■ **Exercise prompt**: Exclude the pictures and return every line exactly as written.

■ **Source records**:
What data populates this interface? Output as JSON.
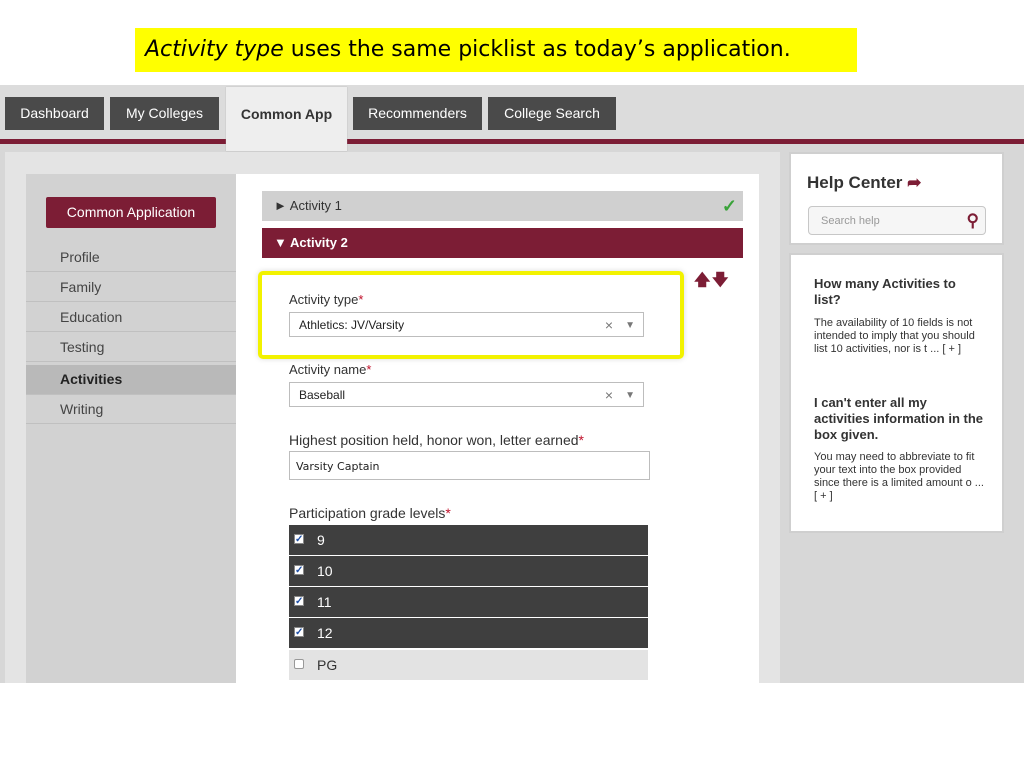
{
  "caption": {
    "italic": "Activity type",
    "rest": " uses  the same picklist as today’s application."
  },
  "nav": {
    "tabs": [
      "Dashboard",
      "My Colleges",
      "Common App",
      "Recommenders",
      "College Search"
    ],
    "active": "Common App"
  },
  "sidebar": {
    "app_button": "Common Application",
    "items": [
      "Profile",
      "Family",
      "Education",
      "Testing",
      "Activities",
      "Writing"
    ],
    "active": "Activities"
  },
  "form": {
    "activity1": "Activity 1",
    "activity2": "Activity 2",
    "expand_glyph_collapsed": "►",
    "expand_glyph_open": "▼",
    "check_glyph": "✓",
    "move_up_glyph": "🡅",
    "move_down_glyph": "🡇",
    "required_mark": "*",
    "clear_glyph": "×",
    "dropdown_glyph": "▼",
    "activity_type": {
      "label": "Activity type",
      "value": "Athletics: JV/Varsity"
    },
    "activity_name": {
      "label": "Activity name",
      "value": "Baseball"
    },
    "position": {
      "label": "Highest position held, honor won, letter earned",
      "value": "Varsity Captain"
    },
    "grades": {
      "label": "Participation grade levels",
      "items": [
        {
          "label": "9",
          "checked": true
        },
        {
          "label": "10",
          "checked": true
        },
        {
          "label": "11",
          "checked": true
        },
        {
          "label": "12",
          "checked": true
        },
        {
          "label": "PG",
          "checked": false
        }
      ],
      "check_glyph": "✓"
    }
  },
  "help": {
    "title": "Help Center",
    "title_arrow": "➦",
    "search_placeholder": "Search help",
    "search_icon": "⚲",
    "q1_title": "How many Activities to list?",
    "q1_body": "The availability of 10 fields is not intended to imply that you should list 10 activities, nor is t ... [ + ]",
    "q2_title": "I can't enter all my activities information in the box given.",
    "q2_body": "You may need to abbreviate to fit your text into the box provided since there is a limited amount o ... [ + ]"
  },
  "colors": {
    "accent": "#7c1d35",
    "highlight": "#ffff00",
    "check_green": "#3aa33a",
    "grade_row": "#3f3f3f"
  }
}
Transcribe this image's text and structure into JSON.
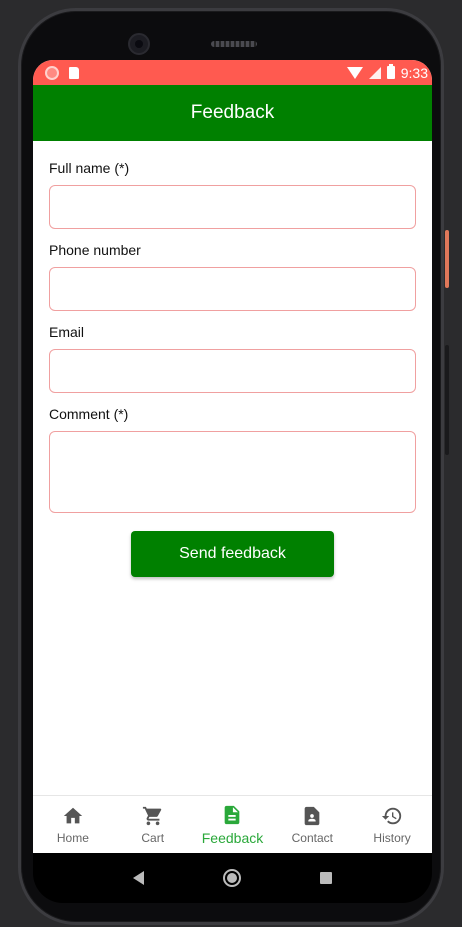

■ **Answer below**:
What data populates this interface? Output as JSON.
{
  "caption": {
    "italic": "Activity type",
    "rest": " uses  the same picklist as today’s application."
  },
  "nav": {
    "tabs": [
      "Dashboard",
      "My Colleges",
      "Common App",
      "Recommenders",
      "College Search"
    ],
    "active": "Common App"
  },
  "sidebar": {
    "app_button": "Common Application",
    "items": [
      "Profile",
      "Family",
      "Education",
      "Testing",
      "Activities",
      "Writing"
    ],
    "active": "Activities"
  },
  "form": {
    "activity1": "Activity 1",
    "activity2": "Activity 2",
    "expand_glyph_collapsed": "►",
    "expand_glyph_open": "▼",
    "check_glyph": "✓",
    "move_up_glyph": "🡅",
    "move_down_glyph": "🡇",
    "required_mark": "*",
    "clear_glyph": "×",
    "dropdown_glyph": "▼",
    "activity_type": {
      "label": "Activity type",
      "value": "Athletics: JV/Varsity"
    },
    "activity_name": {
      "label": "Activity name",
      "value": "Baseball"
    },
    "position": {
      "label": "Highest position held, honor won, letter earned",
      "value": "Varsity Captain"
    },
    "grades": {
      "label": "Participation grade levels",
      "items": [
        {
          "label": "9",
          "checked": true
        },
        {
          "label": "10",
          "checked": true
        },
        {
          "label": "11",
          "checked": true
        },
        {
          "label": "12",
          "checked": true
        },
        {
          "label": "PG",
          "checked": false
        }
      ],
      "check_glyph": "✓"
    }
  },
  "help": {
    "title": "Help Center",
    "title_arrow": "➦",
    "search_placeholder": "Search help",
    "search_icon": "⚲",
    "q1_title": "How many Activities to list?",
    "q1_body": "The availability of 10 fields is not intended to imply that you should list 10 activities, nor is t ... [ + ]",
    "q2_title": "I can't enter all my activities information in the box given.",
    "q2_body": "You may need to abbreviate to fit your text into the box provided since there is a limited amount o ... [ + ]"
  },
  "colors": {
    "accent": "#7c1d35",
    "highlight": "#ffff00",
    "check_green": "#3aa33a",
    "grade_row": "#3f3f3f"
  }
}
Transcribe this image's text and structure into JSON.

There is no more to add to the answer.